§ **Task description**
Pull each line holding "text" out of the entries below.

■ ■ ■

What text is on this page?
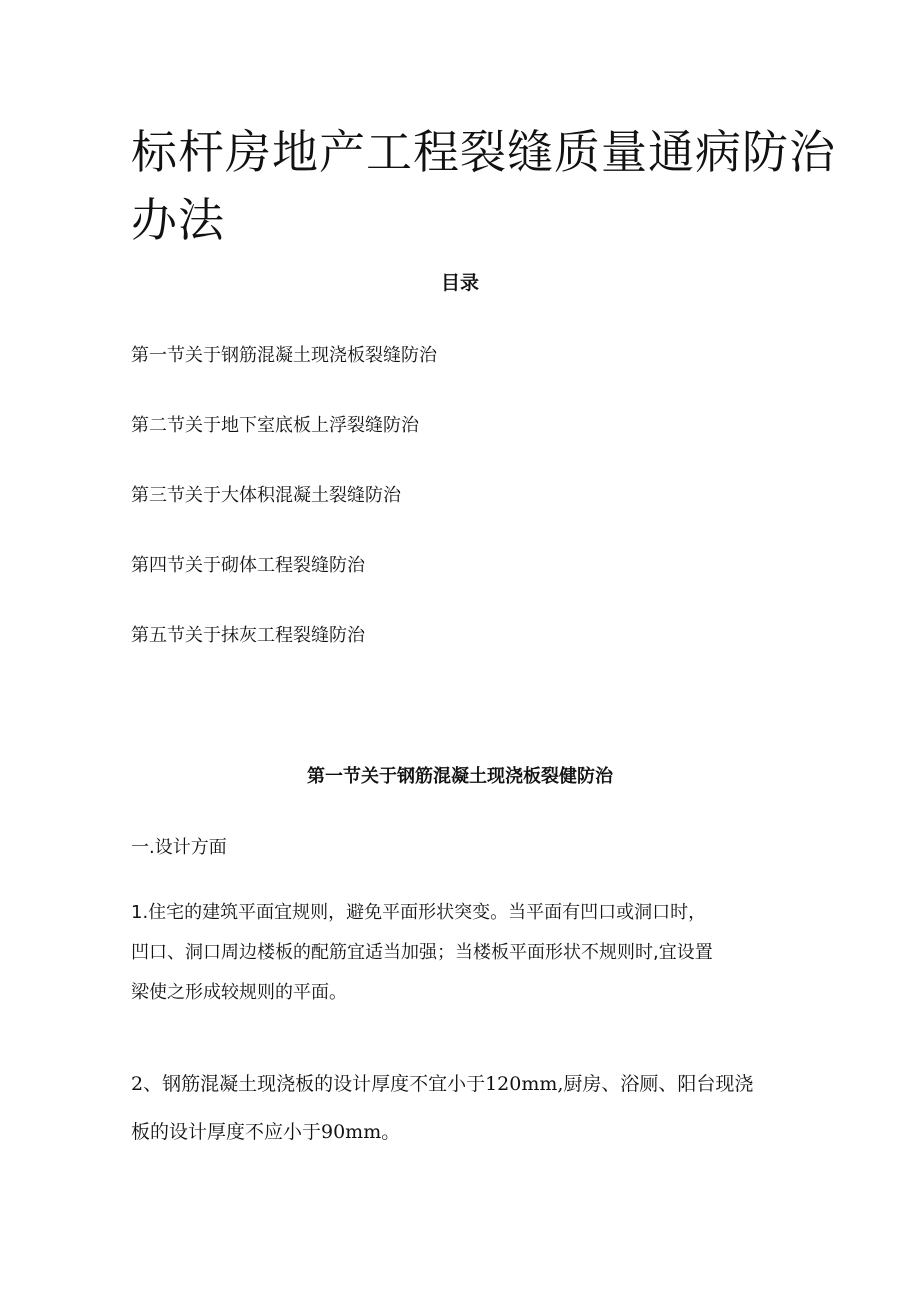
标杆房地产工程裂缝质量通病防治
办法
目录

第一节关于钢筋混凝土现浇板裂缝防治

第二节关于地下室底板上浮裂缝防治

第三节关于大体积混凝土裂缝防治

第四节关于砌体工程裂缝防治

第五节关于抹灰工程裂缝防治

第一节关于钢筋混凝土现浇板裂健防治

一.设计方面

1.住宅的建筑平面宜规则，避免平面形状突变。当平面有凹口或洞口时，
凹口、洞口周边楼板的配筋宜适当加强；当楼板平面形状不规则时,宜设置
梁使之形成较规则的平面。
2、钢筋混凝土现浇板的设计厚度不宜小于120mm,厨房、浴厕、阳台现浇
板的设计厚度不应小于90mm。
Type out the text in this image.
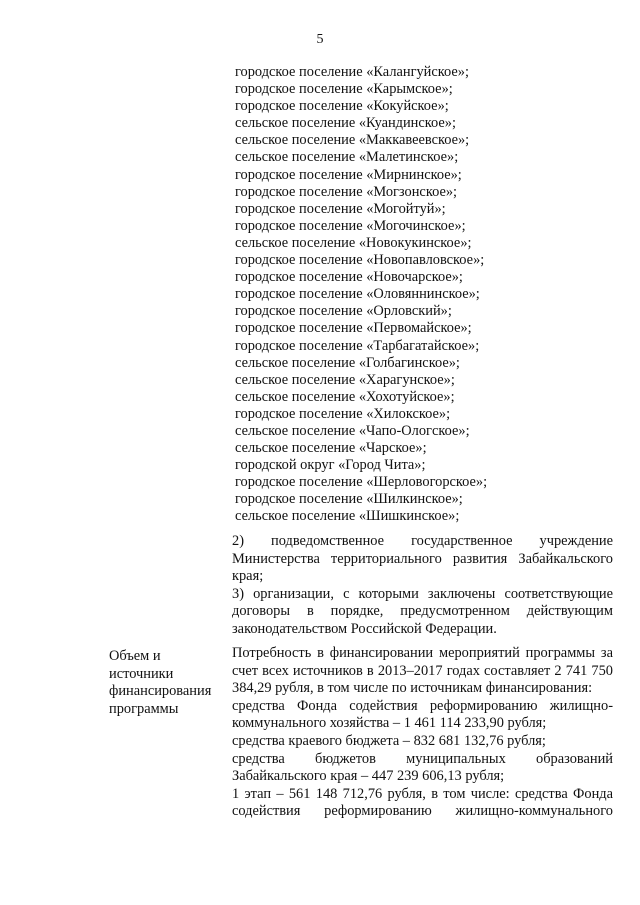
5
городское поселение «Калангуйское»;
городское поселение «Карымское»;
городское поселение «Кокуйское»;
сельское поселение «Куандинское»;
сельское поселение «Маккавеевское»;
сельское поселение «Малетинское»;
городское поселение «Мирнинское»;
городское поселение «Могзонское»;
городское поселение «Могойтуй»;
городское поселение «Могочинское»;
сельское поселение «Новокукинское»;
городское поселение «Новопавловское»;
городское поселение «Новочарское»;
городское поселение «Оловяннинское»;
городское поселение «Орловский»;
городское поселение «Первомайское»;
городское поселение «Тарбагатайское»;
сельское поселение «Голбагинское»;
сельское поселение «Харагунское»;
сельское поселение «Хохотуйское»;
городское поселение «Хилокское»;
сельское поселение «Чапо-Ологское»;
сельское поселение «Чарское»;
городской округ «Город Чита»;
городское поселение «Шерловогорское»;
городское поселение «Шилкинское»;
сельское поселение «Шишкинское»;
2) подведомственное государственное учреждение Министерства территориального развития Забайкальского края;
3) организации, с которыми заключены соответствующие договоры в порядке, предусмотренном действующим законодательством Российской Федерации.
Объем и
источники
финансирования
программы

Потребность в финансировании мероприятий программы за счет всех источников в 2013–2017 годах составляет 2 741 750 384,29 рубля, в том числе по источникам финансирования:

средства Фонда содействия реформированию жилищно-коммунального хозяйства – 1 461 114 233,90 рубля;

средства краевого бюджета – 832 681 132,76 рубля;

средства бюджетов муниципальных образований Забайкальского края – 447 239 606,13 рубля;

1 этап – 561 148 712,76 рубля, в том числе: средства Фонда содействия реформированию жилищно-коммунального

■ ■ ■

§ **Complete answer**
What text is on this page?
Type out the text in this image.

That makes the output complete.